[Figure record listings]
········
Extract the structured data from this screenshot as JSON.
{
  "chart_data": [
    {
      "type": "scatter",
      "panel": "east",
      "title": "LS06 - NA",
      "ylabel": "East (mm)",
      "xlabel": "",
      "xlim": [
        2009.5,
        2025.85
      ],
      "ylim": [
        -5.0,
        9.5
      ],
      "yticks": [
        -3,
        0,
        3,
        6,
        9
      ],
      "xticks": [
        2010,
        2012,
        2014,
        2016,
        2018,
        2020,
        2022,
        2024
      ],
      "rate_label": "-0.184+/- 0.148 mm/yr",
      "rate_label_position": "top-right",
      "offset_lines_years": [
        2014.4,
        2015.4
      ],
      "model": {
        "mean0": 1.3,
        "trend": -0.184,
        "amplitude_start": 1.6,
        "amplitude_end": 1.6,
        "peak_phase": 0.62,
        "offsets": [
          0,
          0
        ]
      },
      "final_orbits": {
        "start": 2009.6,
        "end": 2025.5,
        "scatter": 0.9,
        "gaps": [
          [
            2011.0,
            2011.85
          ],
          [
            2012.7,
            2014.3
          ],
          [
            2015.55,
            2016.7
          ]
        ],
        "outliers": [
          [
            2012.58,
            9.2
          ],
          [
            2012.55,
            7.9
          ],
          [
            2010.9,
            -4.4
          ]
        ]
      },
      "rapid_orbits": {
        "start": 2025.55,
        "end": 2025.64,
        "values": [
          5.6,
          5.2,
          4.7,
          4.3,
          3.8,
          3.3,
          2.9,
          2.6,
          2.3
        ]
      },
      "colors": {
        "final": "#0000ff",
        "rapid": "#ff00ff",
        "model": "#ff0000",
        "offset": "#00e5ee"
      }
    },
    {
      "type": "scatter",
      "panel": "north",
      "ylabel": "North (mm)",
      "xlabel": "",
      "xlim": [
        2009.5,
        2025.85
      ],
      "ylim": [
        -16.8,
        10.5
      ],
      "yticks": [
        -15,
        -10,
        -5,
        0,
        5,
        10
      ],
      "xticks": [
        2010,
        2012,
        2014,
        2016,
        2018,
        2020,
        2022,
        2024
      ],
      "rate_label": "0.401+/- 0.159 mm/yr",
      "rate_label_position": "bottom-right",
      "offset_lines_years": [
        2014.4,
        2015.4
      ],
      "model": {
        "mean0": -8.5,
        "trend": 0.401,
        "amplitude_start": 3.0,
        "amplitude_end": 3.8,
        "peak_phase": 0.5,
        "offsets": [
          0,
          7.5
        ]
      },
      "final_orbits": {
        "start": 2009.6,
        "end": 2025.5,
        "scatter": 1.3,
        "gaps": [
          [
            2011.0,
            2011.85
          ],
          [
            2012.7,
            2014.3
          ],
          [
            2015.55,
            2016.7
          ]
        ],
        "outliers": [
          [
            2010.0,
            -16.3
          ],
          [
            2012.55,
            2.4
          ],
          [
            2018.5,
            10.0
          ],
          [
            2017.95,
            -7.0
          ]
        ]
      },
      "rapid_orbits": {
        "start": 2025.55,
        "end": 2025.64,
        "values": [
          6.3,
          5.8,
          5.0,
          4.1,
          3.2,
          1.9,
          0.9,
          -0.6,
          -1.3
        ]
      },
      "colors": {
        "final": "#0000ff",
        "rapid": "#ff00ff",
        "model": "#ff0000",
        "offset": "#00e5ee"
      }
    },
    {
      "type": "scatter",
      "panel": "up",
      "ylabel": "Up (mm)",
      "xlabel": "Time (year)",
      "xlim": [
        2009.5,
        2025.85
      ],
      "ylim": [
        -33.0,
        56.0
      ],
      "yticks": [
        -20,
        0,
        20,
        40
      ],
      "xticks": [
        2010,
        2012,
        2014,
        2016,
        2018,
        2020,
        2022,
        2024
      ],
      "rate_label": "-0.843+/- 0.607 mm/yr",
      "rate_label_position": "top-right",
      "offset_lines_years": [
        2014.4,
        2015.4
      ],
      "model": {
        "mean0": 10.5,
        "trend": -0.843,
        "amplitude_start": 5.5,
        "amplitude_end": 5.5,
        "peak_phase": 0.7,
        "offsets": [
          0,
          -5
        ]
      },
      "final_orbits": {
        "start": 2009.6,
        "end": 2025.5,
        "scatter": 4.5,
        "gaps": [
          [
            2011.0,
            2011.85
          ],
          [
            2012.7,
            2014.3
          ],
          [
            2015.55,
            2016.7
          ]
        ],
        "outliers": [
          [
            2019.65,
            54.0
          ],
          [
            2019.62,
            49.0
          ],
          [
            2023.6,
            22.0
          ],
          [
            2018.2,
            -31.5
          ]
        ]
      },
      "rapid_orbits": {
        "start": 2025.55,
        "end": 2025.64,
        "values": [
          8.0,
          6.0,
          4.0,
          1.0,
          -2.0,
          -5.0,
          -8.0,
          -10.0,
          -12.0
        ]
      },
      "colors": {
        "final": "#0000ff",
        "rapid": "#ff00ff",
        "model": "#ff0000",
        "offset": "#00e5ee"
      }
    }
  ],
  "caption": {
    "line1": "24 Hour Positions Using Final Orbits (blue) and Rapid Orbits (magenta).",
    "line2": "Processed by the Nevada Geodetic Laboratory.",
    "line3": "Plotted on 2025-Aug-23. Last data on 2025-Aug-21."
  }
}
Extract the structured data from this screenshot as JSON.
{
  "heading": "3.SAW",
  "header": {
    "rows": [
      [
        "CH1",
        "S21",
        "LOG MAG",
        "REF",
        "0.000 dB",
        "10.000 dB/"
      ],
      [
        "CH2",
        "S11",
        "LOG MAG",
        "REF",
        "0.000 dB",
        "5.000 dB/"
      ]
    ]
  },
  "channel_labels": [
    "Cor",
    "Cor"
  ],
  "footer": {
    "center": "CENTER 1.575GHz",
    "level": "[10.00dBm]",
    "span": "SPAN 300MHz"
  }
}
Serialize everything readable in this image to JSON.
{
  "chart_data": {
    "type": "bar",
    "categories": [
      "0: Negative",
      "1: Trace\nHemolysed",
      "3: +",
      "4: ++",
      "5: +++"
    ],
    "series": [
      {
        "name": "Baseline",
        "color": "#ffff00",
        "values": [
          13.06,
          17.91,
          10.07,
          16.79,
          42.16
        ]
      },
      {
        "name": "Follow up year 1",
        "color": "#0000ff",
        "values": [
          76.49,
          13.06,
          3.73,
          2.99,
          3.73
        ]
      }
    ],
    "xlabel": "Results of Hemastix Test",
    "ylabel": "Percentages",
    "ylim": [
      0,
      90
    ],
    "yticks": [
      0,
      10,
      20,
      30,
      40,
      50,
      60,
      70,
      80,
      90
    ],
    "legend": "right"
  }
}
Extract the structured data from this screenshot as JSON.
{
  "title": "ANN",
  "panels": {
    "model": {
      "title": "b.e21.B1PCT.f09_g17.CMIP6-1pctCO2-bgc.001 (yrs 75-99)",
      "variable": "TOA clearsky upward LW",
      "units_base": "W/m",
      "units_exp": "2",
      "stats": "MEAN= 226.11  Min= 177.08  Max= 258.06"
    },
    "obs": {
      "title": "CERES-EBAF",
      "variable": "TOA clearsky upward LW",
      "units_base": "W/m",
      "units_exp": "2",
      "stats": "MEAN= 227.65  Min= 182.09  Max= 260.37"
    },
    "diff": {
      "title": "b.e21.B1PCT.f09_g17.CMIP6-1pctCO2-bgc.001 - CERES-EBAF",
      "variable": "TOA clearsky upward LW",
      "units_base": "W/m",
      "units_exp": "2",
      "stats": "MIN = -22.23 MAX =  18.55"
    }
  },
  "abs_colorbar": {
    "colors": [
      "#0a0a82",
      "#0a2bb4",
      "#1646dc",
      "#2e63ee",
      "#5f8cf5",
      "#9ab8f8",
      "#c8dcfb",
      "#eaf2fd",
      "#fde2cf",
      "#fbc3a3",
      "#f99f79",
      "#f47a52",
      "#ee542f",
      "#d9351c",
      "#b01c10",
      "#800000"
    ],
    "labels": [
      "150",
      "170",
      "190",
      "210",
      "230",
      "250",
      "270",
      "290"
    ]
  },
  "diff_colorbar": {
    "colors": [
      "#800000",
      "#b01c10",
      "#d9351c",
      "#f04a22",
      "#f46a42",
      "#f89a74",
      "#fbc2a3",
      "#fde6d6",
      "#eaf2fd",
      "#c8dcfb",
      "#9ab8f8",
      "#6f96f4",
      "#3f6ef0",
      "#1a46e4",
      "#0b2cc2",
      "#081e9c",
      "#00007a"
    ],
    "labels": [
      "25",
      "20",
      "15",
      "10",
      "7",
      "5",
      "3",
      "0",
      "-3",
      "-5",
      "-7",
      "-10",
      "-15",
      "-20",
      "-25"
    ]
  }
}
········
# What is being asked
Work out the number of lines in this listing that include the word "stats". Reply with that number only.

# Response below
3